## GIVEN REQUEST:
Copy the records below exactly as they appear.
##########
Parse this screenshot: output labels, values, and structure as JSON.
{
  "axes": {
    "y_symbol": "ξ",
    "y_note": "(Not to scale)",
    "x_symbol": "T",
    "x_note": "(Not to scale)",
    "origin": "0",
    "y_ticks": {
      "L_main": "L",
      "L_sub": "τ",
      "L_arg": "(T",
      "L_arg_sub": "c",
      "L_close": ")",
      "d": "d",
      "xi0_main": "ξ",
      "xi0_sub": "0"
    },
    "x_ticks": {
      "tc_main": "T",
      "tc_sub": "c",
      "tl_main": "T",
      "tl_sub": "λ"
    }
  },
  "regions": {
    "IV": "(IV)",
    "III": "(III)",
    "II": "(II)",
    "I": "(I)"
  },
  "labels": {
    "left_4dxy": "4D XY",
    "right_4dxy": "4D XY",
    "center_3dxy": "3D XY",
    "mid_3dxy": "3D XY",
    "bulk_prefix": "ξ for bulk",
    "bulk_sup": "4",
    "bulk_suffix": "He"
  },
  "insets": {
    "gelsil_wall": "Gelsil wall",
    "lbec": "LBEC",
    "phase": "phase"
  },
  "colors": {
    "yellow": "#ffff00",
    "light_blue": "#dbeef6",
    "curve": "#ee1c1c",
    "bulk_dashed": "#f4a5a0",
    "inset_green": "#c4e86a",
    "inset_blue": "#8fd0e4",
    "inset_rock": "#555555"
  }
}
##########
## ANSWER TO THIS TASK:
Parse this screenshot: output labels, values, and structure as JSON.
{
  "axes": {
    "y_symbol": "ξ",
    "y_note": "(Not to scale)",
    "x_symbol": "T",
    "x_note": "(Not to scale)",
    "origin": "0",
    "y_ticks": {
      "L_main": "L",
      "L_sub": "τ",
      "L_arg": "(T",
      "L_arg_sub": "c",
      "L_close": ")",
      "d": "d",
      "xi0_main": "ξ",
      "xi0_sub": "0"
    },
    "x_ticks": {
      "tc_main": "T",
      "tc_sub": "c",
      "tl_main": "T",
      "tl_sub": "λ"
    }
  },
  "regions": {
    "IV": "(IV)",
    "III": "(III)",
    "II": "(II)",
    "I": "(I)"
  },
  "labels": {
    "left_4dxy": "4D XY",
    "right_4dxy": "4D XY",
    "center_3dxy": "3D XY",
    "mid_3dxy": "3D XY",
    "bulk_prefix": "ξ for bulk",
    "bulk_sup": "4",
    "bulk_suffix": "He"
  },
  "insets": {
    "gelsil_wall": "Gelsil wall",
    "lbec": "LBEC",
    "phase": "phase"
  },
  "colors": {
    "yellow": "#ffff00",
    "light_blue": "#dbeef6",
    "curve": "#ee1c1c",
    "bulk_dashed": "#f4a5a0",
    "inset_green": "#c4e86a",
    "inset_blue": "#8fd0e4",
    "inset_rock": "#555555"
  }
}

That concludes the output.